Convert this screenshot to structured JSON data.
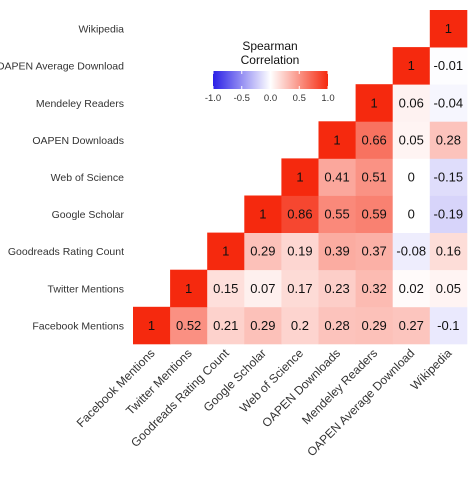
{
  "chart_data": {
    "type": "heatmap",
    "title": "",
    "variables": [
      "Facebook Mentions",
      "Twitter Mentions",
      "Goodreads Rating Count",
      "Google Scholar",
      "Web of Science",
      "OAPEN Downloads",
      "Mendeley Readers",
      "OAPEN Average Download",
      "Wikipedia"
    ],
    "row_labels": [
      "Wikipedia",
      "OAPEN Average Download",
      "Mendeley Readers",
      "OAPEN Downloads",
      "Web of Science",
      "Google Scholar",
      "Goodreads Rating Count",
      "Twitter Mentions",
      "Facebook Mentions"
    ],
    "row_labels_display": [
      "Wikipedia",
      "OAPEN Average Download",
      "Mendeley Readers",
      "OAPEN Downloads",
      "Web of Science",
      "Google Scholar",
      "Goodreads Rating Count",
      "Twitter Mentions",
      "Facebook Mentions"
    ],
    "matrix": [
      [
        1,
        0.52,
        0.21,
        0.29,
        0.2,
        0.28,
        0.29,
        0.27,
        -0.1
      ],
      [
        null,
        1,
        0.15,
        0.07,
        0.17,
        0.23,
        0.32,
        0.02,
        0.05
      ],
      [
        null,
        null,
        1,
        0.29,
        0.19,
        0.39,
        0.37,
        -0.08,
        0.16
      ],
      [
        null,
        null,
        null,
        1,
        0.86,
        0.55,
        0.59,
        0,
        -0.19
      ],
      [
        null,
        null,
        null,
        null,
        1,
        0.41,
        0.51,
        0,
        -0.15
      ],
      [
        null,
        null,
        null,
        null,
        null,
        1,
        0.66,
        0.05,
        0.28
      ],
      [
        null,
        null,
        null,
        null,
        null,
        null,
        1,
        0.06,
        -0.04
      ],
      [
        null,
        null,
        null,
        null,
        null,
        null,
        null,
        1,
        -0.01
      ],
      [
        null,
        null,
        null,
        null,
        null,
        null,
        null,
        null,
        1
      ]
    ],
    "value_range": [
      -1,
      1
    ],
    "legend": {
      "title_line1": "Spearman",
      "title_line2": "Correlation",
      "ticks": [
        "-1.0",
        "-0.5",
        "0.0",
        "0.5",
        "1.0"
      ],
      "tick_values": [
        -1,
        -0.5,
        0,
        0.5,
        1
      ],
      "placement": "top"
    },
    "colors": {
      "low": "#2a1fe6",
      "mid": "#ffffff",
      "high": "#f5290e"
    },
    "grid": false
  }
}
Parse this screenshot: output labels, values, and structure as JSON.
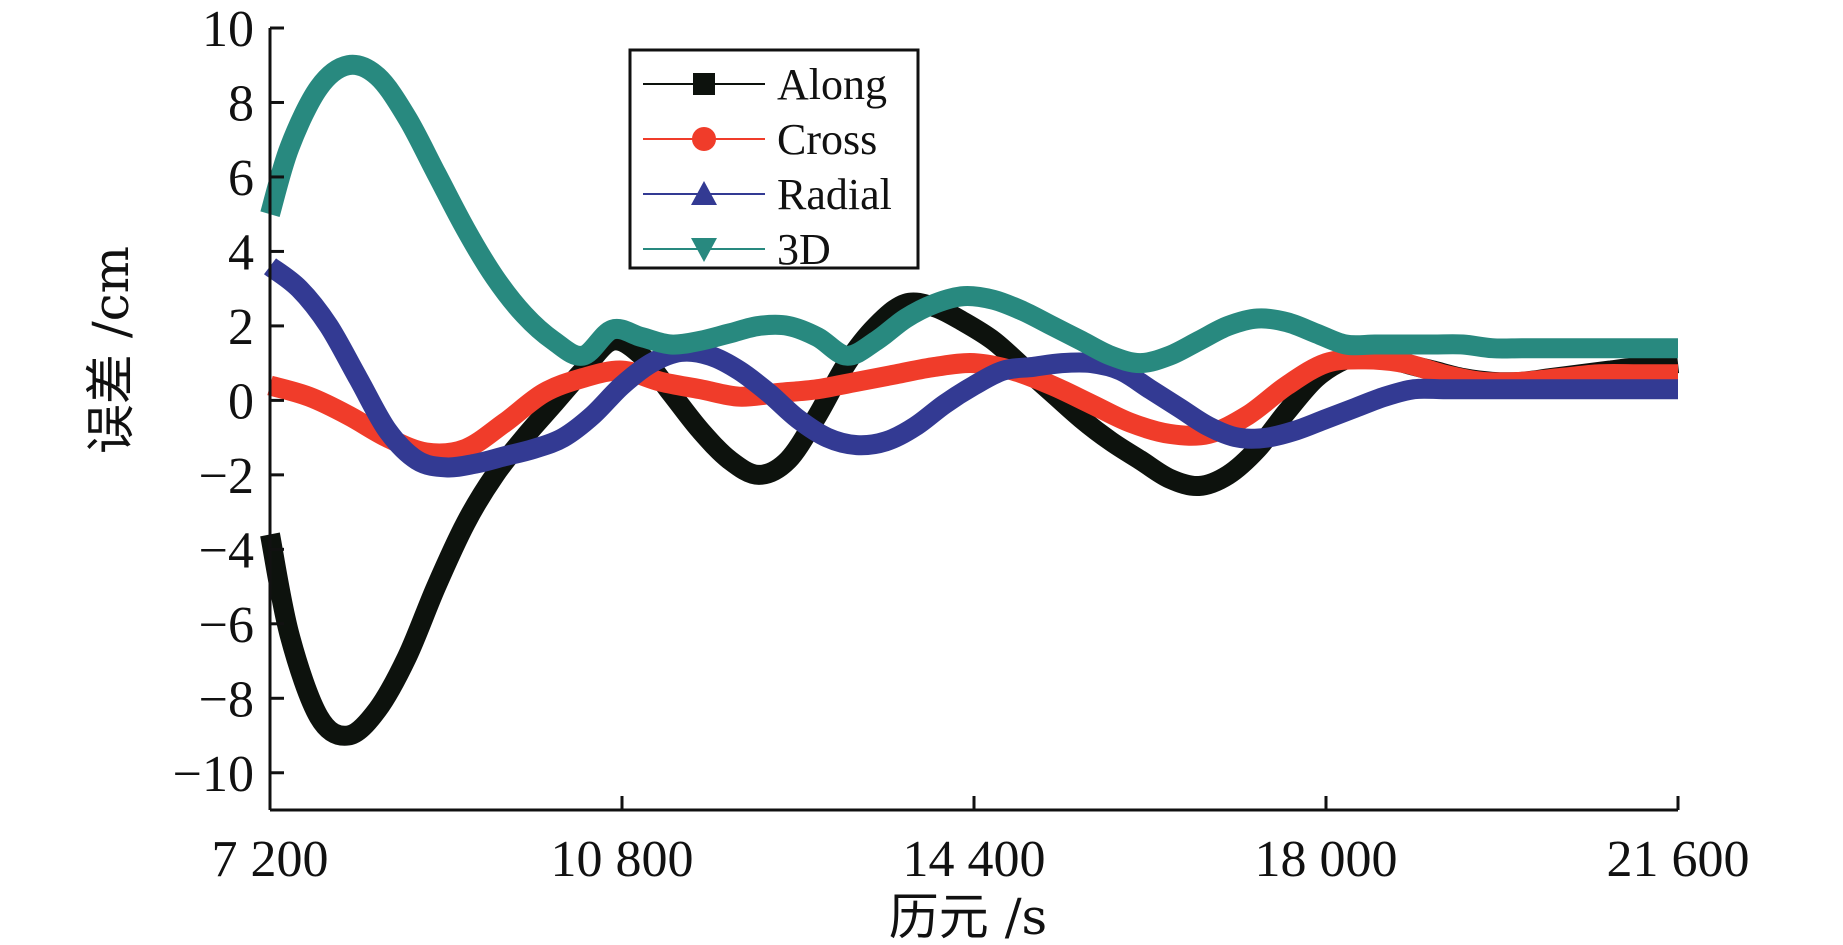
{
  "chart_data": {
    "type": "line",
    "title": "",
    "xlabel": "历元 /s",
    "ylabel": "误差 /cm",
    "xlim": [
      7200,
      21600
    ],
    "ylim": [
      -11,
      10
    ],
    "x_ticks": [
      7200,
      10800,
      14400,
      18000,
      21600
    ],
    "x_tick_labels": [
      "7 200",
      "10 800",
      "14 400",
      "18 000",
      "21 600"
    ],
    "y_ticks": [
      -10,
      -8,
      -6,
      -4,
      -2,
      0,
      2,
      4,
      6,
      8,
      10
    ],
    "y_tick_labels": [
      "−10",
      "−8",
      "−6",
      "−4",
      "−2",
      "0",
      "2",
      "4",
      "6",
      "8",
      "10"
    ],
    "grid": false,
    "legend_position": "top-left",
    "series": [
      {
        "name": "Along",
        "color": "#0d120d",
        "marker": "square",
        "x": [
          7200,
          7400,
          7700,
          8000,
          8300,
          8600,
          8900,
          9200,
          9500,
          9800,
          10100,
          10400,
          10700,
          11000,
          11300,
          11600,
          11900,
          12200,
          12500,
          12800,
          13100,
          13400,
          13700,
          14000,
          14300,
          14600,
          14900,
          15200,
          15500,
          15800,
          16100,
          16400,
          16700,
          17000,
          17300,
          17600,
          17900,
          18200,
          18500,
          18800,
          19100,
          19400,
          19700,
          20000,
          20300,
          20600,
          20900,
          21200,
          21600
        ],
        "y": [
          -3.6,
          -6.3,
          -8.5,
          -9.0,
          -8.3,
          -6.9,
          -5.0,
          -3.3,
          -2.0,
          -1.0,
          -0.1,
          0.8,
          1.6,
          1.2,
          0.2,
          -0.8,
          -1.6,
          -2.0,
          -1.6,
          -0.4,
          1.0,
          2.0,
          2.6,
          2.5,
          2.1,
          1.6,
          0.9,
          0.2,
          -0.5,
          -1.1,
          -1.6,
          -2.1,
          -2.3,
          -2.0,
          -1.3,
          -0.3,
          0.6,
          1.1,
          1.3,
          1.0,
          0.8,
          0.6,
          0.5,
          0.5,
          0.6,
          0.7,
          0.8,
          0.9,
          1.0
        ]
      },
      {
        "name": "Cross",
        "color": "#f03c2a",
        "marker": "circle",
        "x": [
          7200,
          7600,
          8000,
          8400,
          8800,
          9200,
          9600,
          10000,
          10400,
          10800,
          11200,
          11600,
          12000,
          12400,
          12800,
          13200,
          13600,
          14000,
          14400,
          14800,
          15200,
          15600,
          16000,
          16400,
          16800,
          17200,
          17600,
          18000,
          18400,
          18800,
          19200,
          19600,
          20000,
          20400,
          20800,
          21200,
          21600
        ],
        "y": [
          0.4,
          0.1,
          -0.4,
          -1.0,
          -1.4,
          -1.3,
          -0.6,
          0.2,
          0.6,
          0.8,
          0.5,
          0.3,
          0.1,
          0.2,
          0.3,
          0.5,
          0.7,
          0.9,
          1.0,
          0.8,
          0.4,
          -0.1,
          -0.6,
          -0.9,
          -0.9,
          -0.4,
          0.4,
          1.0,
          1.1,
          1.0,
          0.7,
          0.5,
          0.5,
          0.6,
          0.7,
          0.7,
          0.7
        ]
      },
      {
        "name": "Radial",
        "color": "#333a93",
        "marker": "triangle-up",
        "x": [
          7200,
          7500,
          7800,
          8100,
          8400,
          8700,
          9000,
          9300,
          9600,
          9900,
          10200,
          10500,
          10800,
          11100,
          11400,
          11700,
          12000,
          12300,
          12600,
          12900,
          13200,
          13500,
          13800,
          14100,
          14400,
          14700,
          15000,
          15300,
          15600,
          15900,
          16200,
          16500,
          16800,
          17100,
          17400,
          17700,
          18000,
          18300,
          18600,
          18900,
          19200,
          19500,
          19800,
          20100,
          20400,
          20700,
          21000,
          21300,
          21600
        ],
        "y": [
          3.6,
          3.0,
          2.0,
          0.6,
          -0.8,
          -1.6,
          -1.8,
          -1.7,
          -1.5,
          -1.3,
          -1.0,
          -0.4,
          0.4,
          1.0,
          1.3,
          1.2,
          0.8,
          0.2,
          -0.5,
          -1.0,
          -1.2,
          -1.1,
          -0.7,
          -0.1,
          0.4,
          0.8,
          0.9,
          1.0,
          1.0,
          0.8,
          0.3,
          -0.2,
          -0.7,
          -1.0,
          -1.0,
          -0.8,
          -0.5,
          -0.2,
          0.1,
          0.3,
          0.3,
          0.3,
          0.3,
          0.3,
          0.3,
          0.3,
          0.3,
          0.3,
          0.3
        ]
      },
      {
        "name": "3D",
        "color": "#28897f",
        "marker": "triangle-down",
        "x": [
          7200,
          7400,
          7700,
          8000,
          8300,
          8600,
          8900,
          9200,
          9500,
          9800,
          10100,
          10400,
          10700,
          11000,
          11300,
          11600,
          11900,
          12200,
          12500,
          12800,
          13100,
          13400,
          13700,
          14000,
          14300,
          14600,
          14900,
          15200,
          15500,
          15800,
          16100,
          16400,
          16700,
          17000,
          17300,
          17600,
          17900,
          18200,
          18500,
          18800,
          19100,
          19400,
          19700,
          20000,
          20300,
          20600,
          20900,
          21200,
          21600
        ],
        "y": [
          5.0,
          6.8,
          8.4,
          9.0,
          8.7,
          7.6,
          6.1,
          4.6,
          3.3,
          2.3,
          1.6,
          1.2,
          1.9,
          1.7,
          1.5,
          1.6,
          1.8,
          2.0,
          2.0,
          1.7,
          1.2,
          1.6,
          2.2,
          2.6,
          2.8,
          2.7,
          2.4,
          2.0,
          1.6,
          1.2,
          1.0,
          1.2,
          1.6,
          2.0,
          2.2,
          2.1,
          1.8,
          1.5,
          1.5,
          1.5,
          1.5,
          1.5,
          1.4,
          1.4,
          1.4,
          1.4,
          1.4,
          1.4,
          1.4
        ]
      }
    ]
  }
}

* * *

### [Set problem]
Search the entries for the word "triangle", then list each line that holds it.

### [Result for this exercise]
        "marker": "triangle-up",
        "marker": "triangle-down",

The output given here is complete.